RAW DATA:

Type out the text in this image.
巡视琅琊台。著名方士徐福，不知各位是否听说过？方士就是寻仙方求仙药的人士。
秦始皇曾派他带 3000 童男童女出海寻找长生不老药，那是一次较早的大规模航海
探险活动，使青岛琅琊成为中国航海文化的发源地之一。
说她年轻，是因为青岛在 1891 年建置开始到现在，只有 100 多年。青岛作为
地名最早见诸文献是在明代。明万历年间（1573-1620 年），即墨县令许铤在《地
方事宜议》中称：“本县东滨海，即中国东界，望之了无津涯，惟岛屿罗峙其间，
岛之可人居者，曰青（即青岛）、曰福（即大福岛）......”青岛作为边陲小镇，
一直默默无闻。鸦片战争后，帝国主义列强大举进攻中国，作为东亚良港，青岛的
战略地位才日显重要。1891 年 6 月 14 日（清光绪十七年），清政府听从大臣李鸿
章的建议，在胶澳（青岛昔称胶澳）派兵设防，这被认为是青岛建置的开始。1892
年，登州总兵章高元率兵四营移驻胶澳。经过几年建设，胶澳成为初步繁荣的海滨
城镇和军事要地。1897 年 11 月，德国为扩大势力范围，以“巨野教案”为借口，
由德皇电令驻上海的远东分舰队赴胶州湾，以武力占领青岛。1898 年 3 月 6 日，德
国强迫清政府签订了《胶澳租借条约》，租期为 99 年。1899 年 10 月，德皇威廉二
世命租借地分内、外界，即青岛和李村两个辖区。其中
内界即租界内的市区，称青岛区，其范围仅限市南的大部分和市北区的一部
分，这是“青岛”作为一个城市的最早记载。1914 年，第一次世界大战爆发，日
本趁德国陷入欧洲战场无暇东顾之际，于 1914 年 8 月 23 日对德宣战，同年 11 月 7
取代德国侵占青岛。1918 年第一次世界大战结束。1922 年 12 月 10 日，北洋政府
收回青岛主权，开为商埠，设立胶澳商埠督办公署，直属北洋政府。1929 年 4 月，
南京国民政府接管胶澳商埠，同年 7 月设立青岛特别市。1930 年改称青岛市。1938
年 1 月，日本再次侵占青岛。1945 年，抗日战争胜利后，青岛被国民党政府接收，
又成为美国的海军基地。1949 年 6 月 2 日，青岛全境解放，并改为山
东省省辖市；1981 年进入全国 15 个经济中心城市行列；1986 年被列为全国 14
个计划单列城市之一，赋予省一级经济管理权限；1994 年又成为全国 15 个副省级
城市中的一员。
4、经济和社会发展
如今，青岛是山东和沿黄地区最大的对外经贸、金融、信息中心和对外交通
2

YOUR TASK: Each line of the material must be restated exactly.

RESPONSE BELOW:
Type out the text in this image.
巡视琅琊台。著名方士徐福，不知各位是否听说过？方士就是寻仙方求仙药的人士。
秦始皇曾派他带 3000 童男童女出海寻找长生不老药，那是一次较早的大规模航海
探险活动，使青岛琅琊成为中国航海文化的发源地之一。
说她年轻，是因为青岛在 1891 年建置开始到现在，只有 100 多年。青岛作为
地名最早见诸文献是在明代。明万历年间（1573-1620 年），即墨县令许铤在《地
方事宜议》中称：“本县东滨海，即中国东界，望之了无津涯，惟岛屿罗峙其间，
岛之可人居者，曰青（即青岛）、曰福（即大福岛）......”青岛作为边陲小镇，
一直默默无闻。鸦片战争后，帝国主义列强大举进攻中国，作为东亚良港，青岛的
战略地位才日显重要。1891 年 6 月 14 日（清光绪十七年），清政府听从大臣李鸿
章的建议，在胶澳（青岛昔称胶澳）派兵设防，这被认为是青岛建置的开始。1892
年，登州总兵章高元率兵四营移驻胶澳。经过几年建设，胶澳成为初步繁荣的海滨
城镇和军事要地。1897 年 11 月，德国为扩大势力范围，以“巨野教案”为借口，
由德皇电令驻上海的远东分舰队赴胶州湾，以武力占领青岛。1898 年 3 月 6 日，德
国强迫清政府签订了《胶澳租借条约》，租期为 99 年。1899 年 10 月，德皇威廉二
世命租借地分内、外界，即青岛和李村两个辖区。其中
内界即租界内的市区，称青岛区，其范围仅限市南的大部分和市北区的一部
分，这是“青岛”作为一个城市的最早记载。1914 年，第一次世界大战爆发，日
本趁德国陷入欧洲战场无暇东顾之际，于 1914 年 8 月 23 日对德宣战，同年 11 月 7
取代德国侵占青岛。1918 年第一次世界大战结束。1922 年 12 月 10 日，北洋政府
收回青岛主权，开为商埠，设立胶澳商埠督办公署，直属北洋政府。1929 年 4 月，
南京国民政府接管胶澳商埠，同年 7 月设立青岛特别市。1930 年改称青岛市。1938
年 1 月，日本再次侵占青岛。1945 年，抗日战争胜利后，青岛被国民党政府接收，
又成为美国的海军基地。1949 年 6 月 2 日，青岛全境解放，并改为山
东省省辖市；1981 年进入全国 15 个经济中心城市行列；1986 年被列为全国 14
个计划单列城市之一，赋予省一级经济管理权限；1994 年又成为全国 15 个副省级
城市中的一员。
4、经济和社会发展
如今，青岛是山东和沿黄地区最大的对外经贸、金融、信息中心和对外交通
2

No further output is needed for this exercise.